*YOUR TASK*.
Quote all of the data that follows exactly as written, skipping the images.

*RECORDS FOR THE TASK*.
........
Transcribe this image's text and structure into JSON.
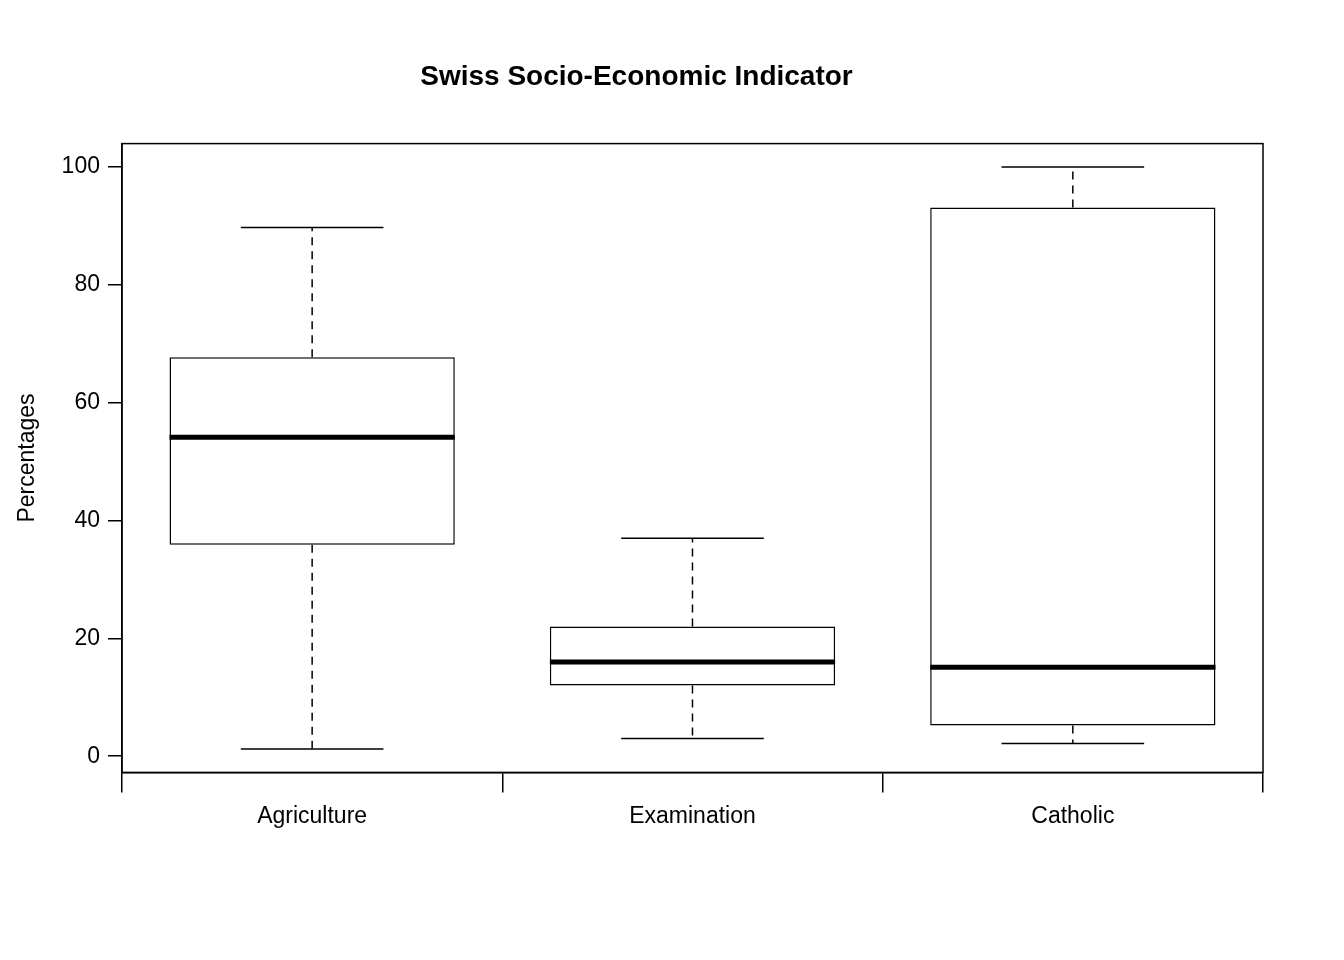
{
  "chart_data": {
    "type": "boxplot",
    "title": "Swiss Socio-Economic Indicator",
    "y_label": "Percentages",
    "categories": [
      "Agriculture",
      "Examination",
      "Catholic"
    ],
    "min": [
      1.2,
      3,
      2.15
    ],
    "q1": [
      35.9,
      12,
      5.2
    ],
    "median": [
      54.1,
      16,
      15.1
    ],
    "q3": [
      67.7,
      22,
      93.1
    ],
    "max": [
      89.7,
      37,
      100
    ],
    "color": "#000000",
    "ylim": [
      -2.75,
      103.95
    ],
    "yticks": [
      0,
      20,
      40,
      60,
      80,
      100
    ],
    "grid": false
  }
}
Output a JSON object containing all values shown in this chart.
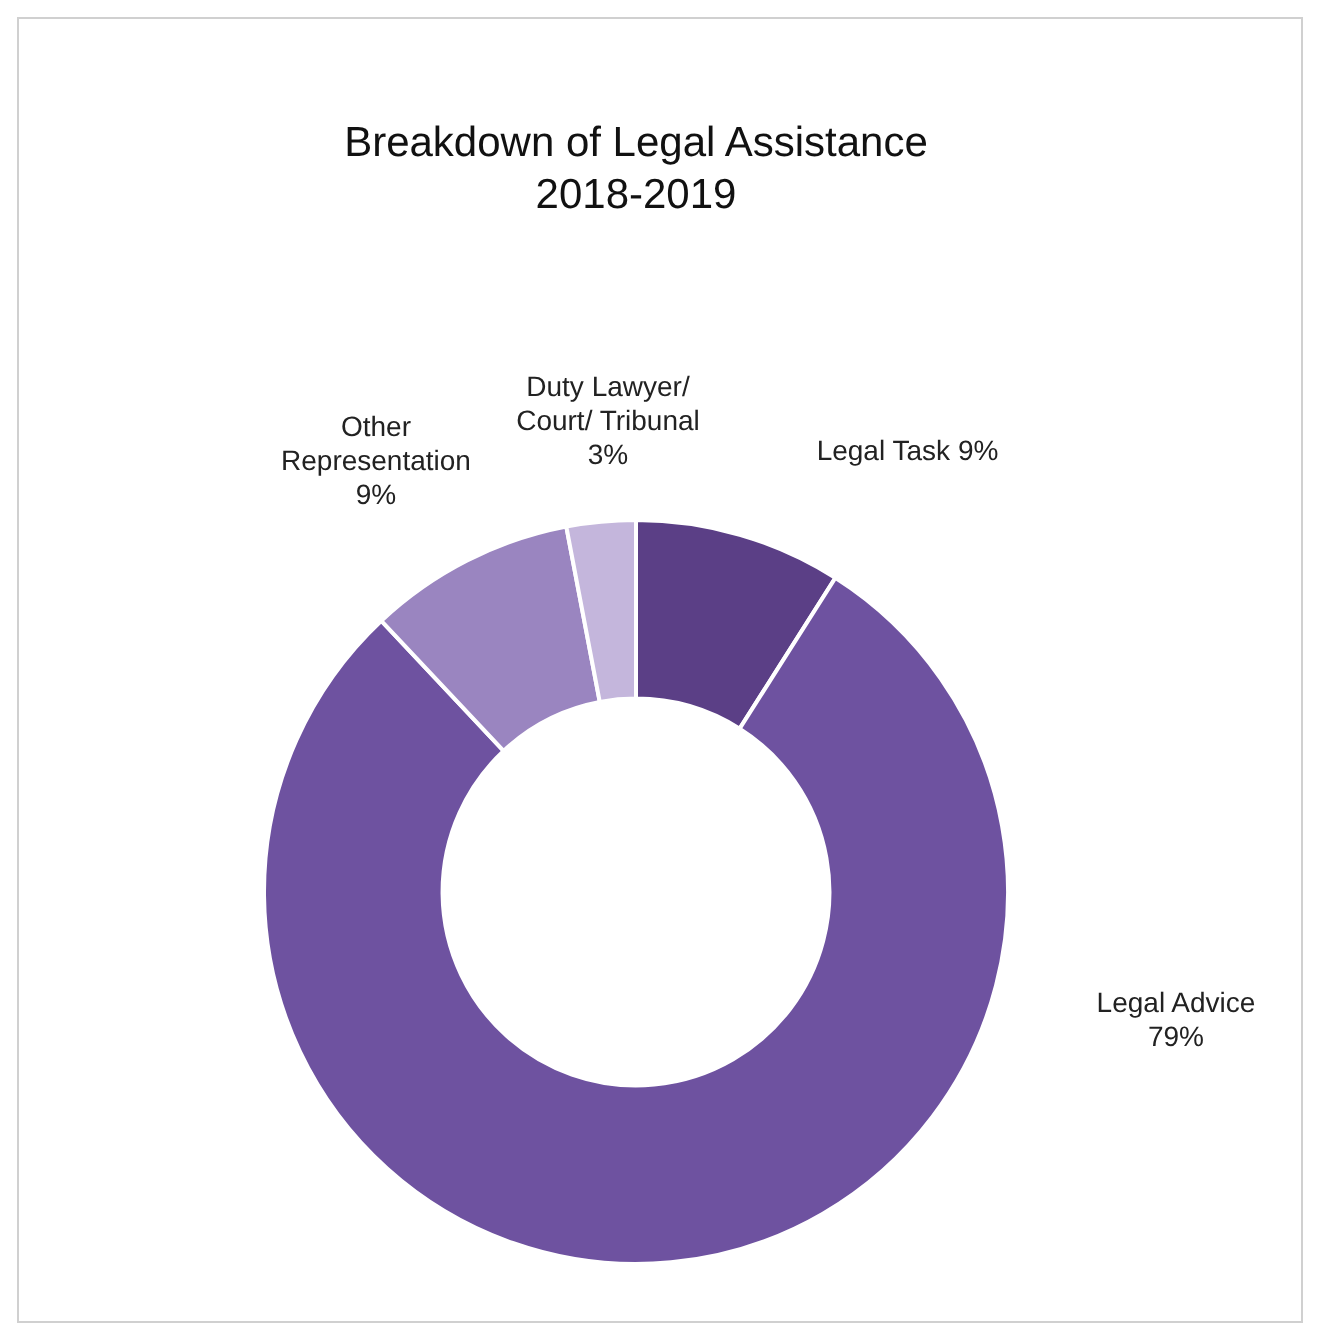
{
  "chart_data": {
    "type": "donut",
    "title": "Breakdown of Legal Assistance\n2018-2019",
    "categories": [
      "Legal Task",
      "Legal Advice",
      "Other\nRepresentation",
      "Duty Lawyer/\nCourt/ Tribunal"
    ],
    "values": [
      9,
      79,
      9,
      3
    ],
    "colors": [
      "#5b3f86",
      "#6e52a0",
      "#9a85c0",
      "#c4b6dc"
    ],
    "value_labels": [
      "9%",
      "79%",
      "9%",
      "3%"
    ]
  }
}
........
*RESPONSE*.
Transcribe this image's text and structure into JSON.
{
  "chart_data": {
    "type": "boxplot",
    "title": "Swiss Socio-Economic Indicator",
    "y_label": "Percentages",
    "categories": [
      "Agriculture",
      "Examination",
      "Catholic"
    ],
    "min": [
      1.2,
      3,
      2.15
    ],
    "q1": [
      35.9,
      12,
      5.2
    ],
    "median": [
      54.1,
      16,
      15.1
    ],
    "q3": [
      67.7,
      22,
      93.1
    ],
    "max": [
      89.7,
      37,
      100
    ],
    "color": "#000000",
    "ylim": [
      -2.75,
      103.95
    ],
    "yticks": [
      0,
      20,
      40,
      60,
      80,
      100
    ],
    "grid": false
  }
}
Output a JSON object containing all values shown in this chart.
{
  "chart_data": {
    "type": "donut",
    "title": "Breakdown of Legal Assistance\n2018-2019",
    "categories": [
      "Legal Task",
      "Legal Advice",
      "Other\nRepresentation",
      "Duty Lawyer/\nCourt/ Tribunal"
    ],
    "values": [
      9,
      79,
      9,
      3
    ],
    "colors": [
      "#5b3f86",
      "#6e52a0",
      "#9a85c0",
      "#c4b6dc"
    ],
    "value_labels": [
      "9%",
      "79%",
      "9%",
      "3%"
    ]
  }
}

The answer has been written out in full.